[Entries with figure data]
————————
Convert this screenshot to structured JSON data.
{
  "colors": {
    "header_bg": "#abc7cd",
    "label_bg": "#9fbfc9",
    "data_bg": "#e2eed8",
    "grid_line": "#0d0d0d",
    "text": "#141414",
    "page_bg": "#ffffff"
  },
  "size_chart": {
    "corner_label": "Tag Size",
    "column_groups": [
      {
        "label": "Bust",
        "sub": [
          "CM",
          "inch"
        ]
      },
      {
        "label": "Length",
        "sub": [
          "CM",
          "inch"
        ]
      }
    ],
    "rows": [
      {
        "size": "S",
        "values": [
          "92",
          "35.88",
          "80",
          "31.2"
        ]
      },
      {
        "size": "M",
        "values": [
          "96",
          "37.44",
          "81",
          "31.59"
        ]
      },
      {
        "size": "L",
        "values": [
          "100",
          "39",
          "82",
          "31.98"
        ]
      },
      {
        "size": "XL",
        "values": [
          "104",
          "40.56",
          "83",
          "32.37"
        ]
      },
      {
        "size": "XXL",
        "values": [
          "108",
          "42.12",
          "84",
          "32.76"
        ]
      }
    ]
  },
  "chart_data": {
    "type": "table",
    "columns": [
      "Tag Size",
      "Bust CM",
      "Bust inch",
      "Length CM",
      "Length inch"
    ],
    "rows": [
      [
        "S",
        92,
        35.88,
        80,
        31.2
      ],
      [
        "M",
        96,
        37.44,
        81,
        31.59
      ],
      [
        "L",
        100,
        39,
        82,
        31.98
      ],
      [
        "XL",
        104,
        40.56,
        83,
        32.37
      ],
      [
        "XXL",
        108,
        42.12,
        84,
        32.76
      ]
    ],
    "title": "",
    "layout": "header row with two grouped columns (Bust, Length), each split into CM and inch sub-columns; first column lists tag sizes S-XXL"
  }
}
————————
__Written exercise__
Within the listing above, copy each line that has the string "Bust".

__Written answer__
        "label": "Bust",
      "Bust CM",
      "Bust inch",
    "layout": "header row with two grouped columns (Bust, Length), each split into CM and inch sub-columns; first column lists tag sizes S-XXL"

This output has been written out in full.